--- WHAT YOU NEED TO DO ---
Work through the records below and tally every line containing "pending". Reply with the total alone.

--- EXCERPTED DATA ---

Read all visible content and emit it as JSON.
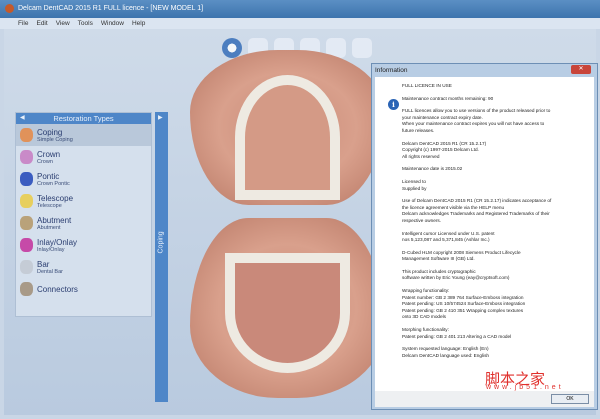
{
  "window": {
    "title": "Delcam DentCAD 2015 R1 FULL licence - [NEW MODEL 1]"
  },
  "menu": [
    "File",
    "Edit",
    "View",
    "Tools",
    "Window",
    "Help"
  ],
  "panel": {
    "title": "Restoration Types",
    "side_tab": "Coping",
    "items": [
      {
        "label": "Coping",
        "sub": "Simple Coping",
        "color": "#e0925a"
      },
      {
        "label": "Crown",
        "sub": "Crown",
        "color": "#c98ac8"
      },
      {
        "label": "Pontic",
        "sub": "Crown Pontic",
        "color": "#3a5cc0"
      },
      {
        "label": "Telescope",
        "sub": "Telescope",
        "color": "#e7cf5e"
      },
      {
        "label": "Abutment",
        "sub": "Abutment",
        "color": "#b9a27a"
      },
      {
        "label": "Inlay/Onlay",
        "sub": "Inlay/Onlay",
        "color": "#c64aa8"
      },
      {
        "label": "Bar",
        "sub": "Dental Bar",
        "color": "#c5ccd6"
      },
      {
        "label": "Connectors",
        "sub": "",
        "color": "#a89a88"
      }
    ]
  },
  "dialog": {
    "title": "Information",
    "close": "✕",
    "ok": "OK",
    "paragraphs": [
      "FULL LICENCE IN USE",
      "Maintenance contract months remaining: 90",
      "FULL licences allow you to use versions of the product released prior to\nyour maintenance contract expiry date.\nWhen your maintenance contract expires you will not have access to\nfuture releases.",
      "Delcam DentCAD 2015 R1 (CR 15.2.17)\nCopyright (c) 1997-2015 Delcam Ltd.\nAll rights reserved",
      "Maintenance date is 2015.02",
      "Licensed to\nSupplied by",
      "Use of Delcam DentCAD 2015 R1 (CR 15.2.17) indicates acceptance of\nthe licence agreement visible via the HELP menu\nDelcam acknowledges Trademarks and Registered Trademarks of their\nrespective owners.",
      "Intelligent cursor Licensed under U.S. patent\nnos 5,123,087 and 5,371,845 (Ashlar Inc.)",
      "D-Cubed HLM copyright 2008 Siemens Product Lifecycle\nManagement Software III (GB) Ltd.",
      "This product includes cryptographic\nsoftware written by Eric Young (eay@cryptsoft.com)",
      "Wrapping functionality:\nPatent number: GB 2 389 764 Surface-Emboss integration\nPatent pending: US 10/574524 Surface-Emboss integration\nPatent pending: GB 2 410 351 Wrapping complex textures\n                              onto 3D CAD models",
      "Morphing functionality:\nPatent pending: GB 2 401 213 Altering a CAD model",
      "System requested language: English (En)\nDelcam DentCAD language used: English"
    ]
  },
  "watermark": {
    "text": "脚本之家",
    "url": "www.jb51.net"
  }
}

--- FULL OUTPUT ---
2